─── Dataset records ───

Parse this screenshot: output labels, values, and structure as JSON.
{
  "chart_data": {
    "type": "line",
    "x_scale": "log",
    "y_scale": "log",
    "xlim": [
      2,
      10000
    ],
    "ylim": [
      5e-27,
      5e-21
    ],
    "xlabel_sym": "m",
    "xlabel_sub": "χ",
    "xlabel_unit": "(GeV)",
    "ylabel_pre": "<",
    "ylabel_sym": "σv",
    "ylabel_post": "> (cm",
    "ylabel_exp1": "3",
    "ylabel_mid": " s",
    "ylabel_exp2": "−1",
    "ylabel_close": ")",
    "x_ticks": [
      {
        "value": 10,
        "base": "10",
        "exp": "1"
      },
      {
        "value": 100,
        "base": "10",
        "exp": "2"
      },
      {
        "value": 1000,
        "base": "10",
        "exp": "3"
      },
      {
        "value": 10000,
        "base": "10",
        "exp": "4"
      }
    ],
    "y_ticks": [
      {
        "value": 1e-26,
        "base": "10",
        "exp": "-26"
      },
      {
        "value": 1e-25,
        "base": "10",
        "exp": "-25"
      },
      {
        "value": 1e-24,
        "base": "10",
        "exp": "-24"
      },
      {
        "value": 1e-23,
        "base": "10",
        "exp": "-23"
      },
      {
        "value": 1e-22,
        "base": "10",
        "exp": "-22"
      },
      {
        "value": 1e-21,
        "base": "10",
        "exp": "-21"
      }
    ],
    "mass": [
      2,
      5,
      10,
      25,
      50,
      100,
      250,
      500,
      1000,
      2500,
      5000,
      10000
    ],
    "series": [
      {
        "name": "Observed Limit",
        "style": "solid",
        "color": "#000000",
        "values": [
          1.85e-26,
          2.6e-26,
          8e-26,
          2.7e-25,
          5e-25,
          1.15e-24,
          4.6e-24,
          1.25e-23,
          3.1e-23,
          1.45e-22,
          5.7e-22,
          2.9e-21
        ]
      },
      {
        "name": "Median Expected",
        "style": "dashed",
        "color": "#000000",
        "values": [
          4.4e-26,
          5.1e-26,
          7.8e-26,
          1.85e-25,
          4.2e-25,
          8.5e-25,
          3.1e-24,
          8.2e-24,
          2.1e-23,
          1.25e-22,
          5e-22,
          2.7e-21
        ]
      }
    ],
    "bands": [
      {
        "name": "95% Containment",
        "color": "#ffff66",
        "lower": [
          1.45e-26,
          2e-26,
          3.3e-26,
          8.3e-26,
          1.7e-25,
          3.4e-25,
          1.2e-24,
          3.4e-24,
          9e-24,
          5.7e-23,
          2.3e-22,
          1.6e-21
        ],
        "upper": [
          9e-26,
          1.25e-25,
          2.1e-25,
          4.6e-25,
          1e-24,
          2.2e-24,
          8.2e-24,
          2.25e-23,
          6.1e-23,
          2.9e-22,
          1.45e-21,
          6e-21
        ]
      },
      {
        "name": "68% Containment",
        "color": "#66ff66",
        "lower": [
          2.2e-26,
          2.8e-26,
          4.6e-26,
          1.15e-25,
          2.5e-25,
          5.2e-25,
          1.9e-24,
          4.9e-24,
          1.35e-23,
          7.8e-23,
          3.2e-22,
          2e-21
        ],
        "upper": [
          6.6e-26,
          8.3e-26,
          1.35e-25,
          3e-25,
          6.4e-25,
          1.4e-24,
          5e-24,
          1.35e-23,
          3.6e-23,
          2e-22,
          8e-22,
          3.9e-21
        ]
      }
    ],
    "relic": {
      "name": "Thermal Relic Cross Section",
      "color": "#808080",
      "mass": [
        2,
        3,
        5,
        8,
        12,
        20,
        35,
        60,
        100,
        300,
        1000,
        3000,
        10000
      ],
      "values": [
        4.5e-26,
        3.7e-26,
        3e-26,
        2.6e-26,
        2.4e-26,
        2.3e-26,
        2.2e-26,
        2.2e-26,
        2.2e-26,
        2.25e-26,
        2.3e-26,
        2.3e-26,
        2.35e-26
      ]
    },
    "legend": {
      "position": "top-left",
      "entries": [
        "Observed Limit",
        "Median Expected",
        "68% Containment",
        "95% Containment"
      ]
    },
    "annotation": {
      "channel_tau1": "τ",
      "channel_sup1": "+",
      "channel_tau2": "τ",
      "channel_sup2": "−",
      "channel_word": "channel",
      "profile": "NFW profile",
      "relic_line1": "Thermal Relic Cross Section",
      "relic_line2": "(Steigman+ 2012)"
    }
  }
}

───

Exercise requirements.
Pick out the lines above that hold the string "Median" and show them.

Exercise answer.
        "name": "Median Expected",
        "Median Expected",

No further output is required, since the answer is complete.